*EXERCISE TASK*: Restate the data exactly as given and keep the pictures out.
━━━━━ EXERCISE DATA
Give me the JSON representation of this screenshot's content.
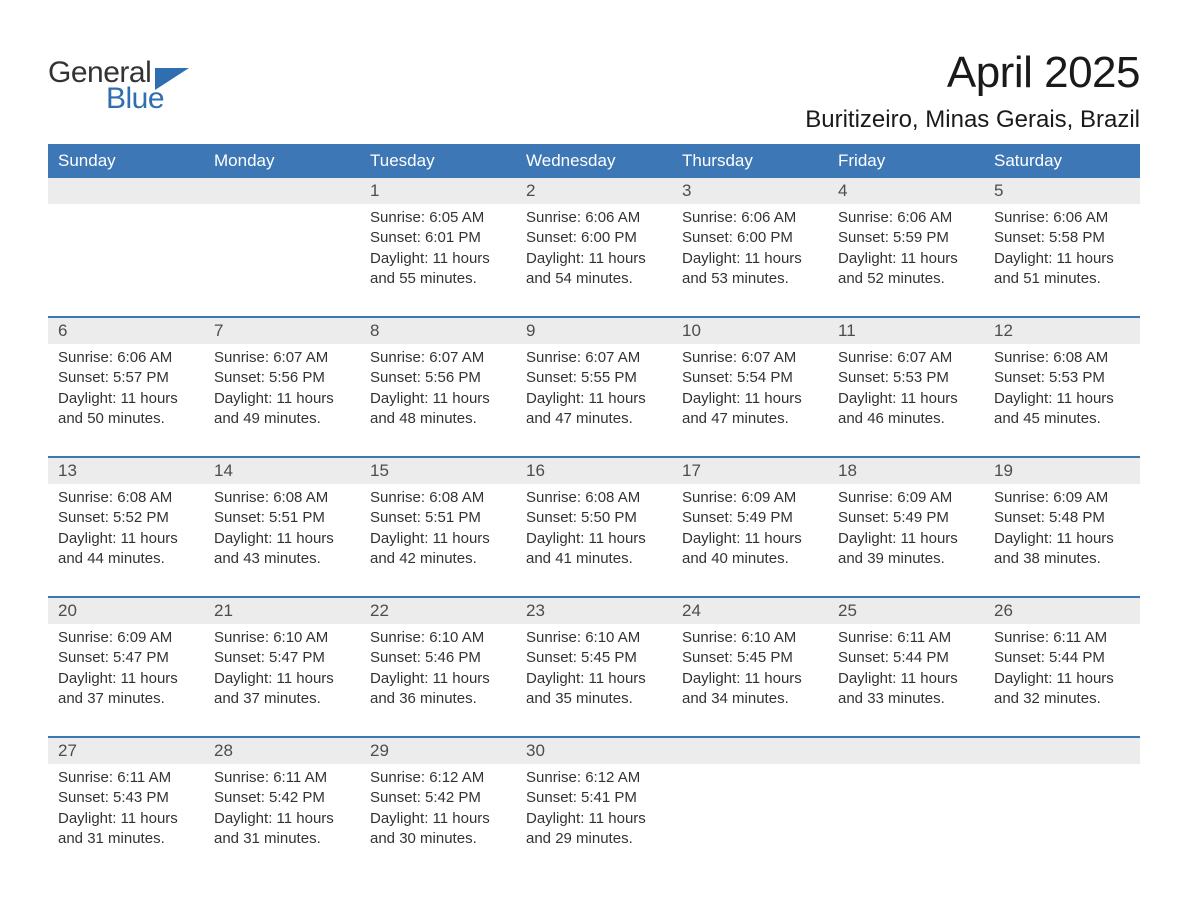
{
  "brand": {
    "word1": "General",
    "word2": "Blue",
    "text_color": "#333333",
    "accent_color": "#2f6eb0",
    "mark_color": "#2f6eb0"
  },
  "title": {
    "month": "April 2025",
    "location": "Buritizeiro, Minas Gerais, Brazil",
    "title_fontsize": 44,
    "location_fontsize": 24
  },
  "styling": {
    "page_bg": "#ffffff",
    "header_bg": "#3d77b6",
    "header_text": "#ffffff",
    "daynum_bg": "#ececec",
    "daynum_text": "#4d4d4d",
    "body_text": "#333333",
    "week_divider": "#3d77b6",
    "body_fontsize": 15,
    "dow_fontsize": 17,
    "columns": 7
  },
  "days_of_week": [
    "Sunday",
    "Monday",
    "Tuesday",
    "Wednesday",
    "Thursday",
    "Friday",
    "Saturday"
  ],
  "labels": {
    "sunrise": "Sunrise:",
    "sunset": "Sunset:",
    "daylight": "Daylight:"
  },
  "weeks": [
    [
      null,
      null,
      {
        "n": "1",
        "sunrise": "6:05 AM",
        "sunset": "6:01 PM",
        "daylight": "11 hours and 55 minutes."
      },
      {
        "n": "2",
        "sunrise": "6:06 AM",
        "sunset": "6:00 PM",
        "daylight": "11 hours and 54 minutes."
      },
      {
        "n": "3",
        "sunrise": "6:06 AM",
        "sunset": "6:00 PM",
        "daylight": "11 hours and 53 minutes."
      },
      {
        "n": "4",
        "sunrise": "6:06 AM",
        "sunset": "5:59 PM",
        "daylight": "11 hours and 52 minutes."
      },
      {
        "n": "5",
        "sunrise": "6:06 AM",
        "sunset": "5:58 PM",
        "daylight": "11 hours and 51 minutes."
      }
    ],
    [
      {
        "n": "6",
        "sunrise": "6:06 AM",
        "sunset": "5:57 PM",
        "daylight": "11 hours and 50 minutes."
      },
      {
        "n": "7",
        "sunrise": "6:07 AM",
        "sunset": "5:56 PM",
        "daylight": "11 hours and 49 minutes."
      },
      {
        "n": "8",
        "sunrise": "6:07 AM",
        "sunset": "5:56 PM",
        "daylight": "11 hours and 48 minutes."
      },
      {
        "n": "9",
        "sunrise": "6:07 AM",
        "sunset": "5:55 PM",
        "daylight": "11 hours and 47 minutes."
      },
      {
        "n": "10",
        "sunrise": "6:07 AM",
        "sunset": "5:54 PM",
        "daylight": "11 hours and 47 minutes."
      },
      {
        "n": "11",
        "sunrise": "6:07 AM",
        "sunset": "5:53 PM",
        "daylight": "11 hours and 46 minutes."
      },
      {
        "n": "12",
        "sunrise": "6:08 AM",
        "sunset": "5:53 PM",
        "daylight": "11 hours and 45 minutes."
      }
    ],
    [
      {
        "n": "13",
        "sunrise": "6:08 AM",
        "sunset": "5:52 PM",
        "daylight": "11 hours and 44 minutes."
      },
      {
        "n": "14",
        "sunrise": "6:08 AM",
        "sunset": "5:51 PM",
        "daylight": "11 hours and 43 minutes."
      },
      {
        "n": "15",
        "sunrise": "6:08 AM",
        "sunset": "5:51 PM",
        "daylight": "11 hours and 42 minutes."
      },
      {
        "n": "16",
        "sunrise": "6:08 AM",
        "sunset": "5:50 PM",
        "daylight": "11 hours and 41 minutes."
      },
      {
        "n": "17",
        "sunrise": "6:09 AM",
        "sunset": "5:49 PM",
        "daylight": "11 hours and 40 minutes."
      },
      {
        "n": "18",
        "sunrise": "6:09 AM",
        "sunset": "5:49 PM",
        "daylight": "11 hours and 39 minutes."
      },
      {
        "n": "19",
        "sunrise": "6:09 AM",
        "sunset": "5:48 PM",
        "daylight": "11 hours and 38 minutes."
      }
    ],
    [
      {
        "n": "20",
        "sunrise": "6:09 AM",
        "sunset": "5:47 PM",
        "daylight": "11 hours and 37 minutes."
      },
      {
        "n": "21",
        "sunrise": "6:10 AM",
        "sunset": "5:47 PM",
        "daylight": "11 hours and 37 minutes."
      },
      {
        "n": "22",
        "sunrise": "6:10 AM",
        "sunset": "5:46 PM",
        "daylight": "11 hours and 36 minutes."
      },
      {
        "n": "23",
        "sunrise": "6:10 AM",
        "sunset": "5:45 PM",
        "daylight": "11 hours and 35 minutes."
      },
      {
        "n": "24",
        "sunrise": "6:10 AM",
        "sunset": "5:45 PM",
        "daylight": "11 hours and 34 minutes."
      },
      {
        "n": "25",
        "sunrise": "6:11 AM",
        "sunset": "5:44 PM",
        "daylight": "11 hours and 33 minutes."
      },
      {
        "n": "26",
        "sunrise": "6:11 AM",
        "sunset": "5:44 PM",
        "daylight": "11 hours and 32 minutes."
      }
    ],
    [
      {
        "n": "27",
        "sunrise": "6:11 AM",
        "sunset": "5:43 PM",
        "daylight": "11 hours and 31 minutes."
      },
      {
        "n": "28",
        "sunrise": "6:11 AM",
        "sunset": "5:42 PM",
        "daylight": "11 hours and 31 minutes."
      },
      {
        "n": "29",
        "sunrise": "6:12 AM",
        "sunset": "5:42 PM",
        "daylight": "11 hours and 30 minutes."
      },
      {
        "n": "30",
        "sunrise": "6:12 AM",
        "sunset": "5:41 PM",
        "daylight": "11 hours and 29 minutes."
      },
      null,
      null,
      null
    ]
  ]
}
━━━━━━━━━━
*REPLY*:
Give me the JSON representation of this screenshot's content.
{
  "brand": {
    "word1": "General",
    "word2": "Blue",
    "text_color": "#333333",
    "accent_color": "#2f6eb0",
    "mark_color": "#2f6eb0"
  },
  "title": {
    "month": "April 2025",
    "location": "Buritizeiro, Minas Gerais, Brazil",
    "title_fontsize": 44,
    "location_fontsize": 24
  },
  "styling": {
    "page_bg": "#ffffff",
    "header_bg": "#3d77b6",
    "header_text": "#ffffff",
    "daynum_bg": "#ececec",
    "daynum_text": "#4d4d4d",
    "body_text": "#333333",
    "week_divider": "#3d77b6",
    "body_fontsize": 15,
    "dow_fontsize": 17,
    "columns": 7
  },
  "days_of_week": [
    "Sunday",
    "Monday",
    "Tuesday",
    "Wednesday",
    "Thursday",
    "Friday",
    "Saturday"
  ],
  "labels": {
    "sunrise": "Sunrise:",
    "sunset": "Sunset:",
    "daylight": "Daylight:"
  },
  "weeks": [
    [
      null,
      null,
      {
        "n": "1",
        "sunrise": "6:05 AM",
        "sunset": "6:01 PM",
        "daylight": "11 hours and 55 minutes."
      },
      {
        "n": "2",
        "sunrise": "6:06 AM",
        "sunset": "6:00 PM",
        "daylight": "11 hours and 54 minutes."
      },
      {
        "n": "3",
        "sunrise": "6:06 AM",
        "sunset": "6:00 PM",
        "daylight": "11 hours and 53 minutes."
      },
      {
        "n": "4",
        "sunrise": "6:06 AM",
        "sunset": "5:59 PM",
        "daylight": "11 hours and 52 minutes."
      },
      {
        "n": "5",
        "sunrise": "6:06 AM",
        "sunset": "5:58 PM",
        "daylight": "11 hours and 51 minutes."
      }
    ],
    [
      {
        "n": "6",
        "sunrise": "6:06 AM",
        "sunset": "5:57 PM",
        "daylight": "11 hours and 50 minutes."
      },
      {
        "n": "7",
        "sunrise": "6:07 AM",
        "sunset": "5:56 PM",
        "daylight": "11 hours and 49 minutes."
      },
      {
        "n": "8",
        "sunrise": "6:07 AM",
        "sunset": "5:56 PM",
        "daylight": "11 hours and 48 minutes."
      },
      {
        "n": "9",
        "sunrise": "6:07 AM",
        "sunset": "5:55 PM",
        "daylight": "11 hours and 47 minutes."
      },
      {
        "n": "10",
        "sunrise": "6:07 AM",
        "sunset": "5:54 PM",
        "daylight": "11 hours and 47 minutes."
      },
      {
        "n": "11",
        "sunrise": "6:07 AM",
        "sunset": "5:53 PM",
        "daylight": "11 hours and 46 minutes."
      },
      {
        "n": "12",
        "sunrise": "6:08 AM",
        "sunset": "5:53 PM",
        "daylight": "11 hours and 45 minutes."
      }
    ],
    [
      {
        "n": "13",
        "sunrise": "6:08 AM",
        "sunset": "5:52 PM",
        "daylight": "11 hours and 44 minutes."
      },
      {
        "n": "14",
        "sunrise": "6:08 AM",
        "sunset": "5:51 PM",
        "daylight": "11 hours and 43 minutes."
      },
      {
        "n": "15",
        "sunrise": "6:08 AM",
        "sunset": "5:51 PM",
        "daylight": "11 hours and 42 minutes."
      },
      {
        "n": "16",
        "sunrise": "6:08 AM",
        "sunset": "5:50 PM",
        "daylight": "11 hours and 41 minutes."
      },
      {
        "n": "17",
        "sunrise": "6:09 AM",
        "sunset": "5:49 PM",
        "daylight": "11 hours and 40 minutes."
      },
      {
        "n": "18",
        "sunrise": "6:09 AM",
        "sunset": "5:49 PM",
        "daylight": "11 hours and 39 minutes."
      },
      {
        "n": "19",
        "sunrise": "6:09 AM",
        "sunset": "5:48 PM",
        "daylight": "11 hours and 38 minutes."
      }
    ],
    [
      {
        "n": "20",
        "sunrise": "6:09 AM",
        "sunset": "5:47 PM",
        "daylight": "11 hours and 37 minutes."
      },
      {
        "n": "21",
        "sunrise": "6:10 AM",
        "sunset": "5:47 PM",
        "daylight": "11 hours and 37 minutes."
      },
      {
        "n": "22",
        "sunrise": "6:10 AM",
        "sunset": "5:46 PM",
        "daylight": "11 hours and 36 minutes."
      },
      {
        "n": "23",
        "sunrise": "6:10 AM",
        "sunset": "5:45 PM",
        "daylight": "11 hours and 35 minutes."
      },
      {
        "n": "24",
        "sunrise": "6:10 AM",
        "sunset": "5:45 PM",
        "daylight": "11 hours and 34 minutes."
      },
      {
        "n": "25",
        "sunrise": "6:11 AM",
        "sunset": "5:44 PM",
        "daylight": "11 hours and 33 minutes."
      },
      {
        "n": "26",
        "sunrise": "6:11 AM",
        "sunset": "5:44 PM",
        "daylight": "11 hours and 32 minutes."
      }
    ],
    [
      {
        "n": "27",
        "sunrise": "6:11 AM",
        "sunset": "5:43 PM",
        "daylight": "11 hours and 31 minutes."
      },
      {
        "n": "28",
        "sunrise": "6:11 AM",
        "sunset": "5:42 PM",
        "daylight": "11 hours and 31 minutes."
      },
      {
        "n": "29",
        "sunrise": "6:12 AM",
        "sunset": "5:42 PM",
        "daylight": "11 hours and 30 minutes."
      },
      {
        "n": "30",
        "sunrise": "6:12 AM",
        "sunset": "5:41 PM",
        "daylight": "11 hours and 29 minutes."
      },
      null,
      null,
      null
    ]
  ]
}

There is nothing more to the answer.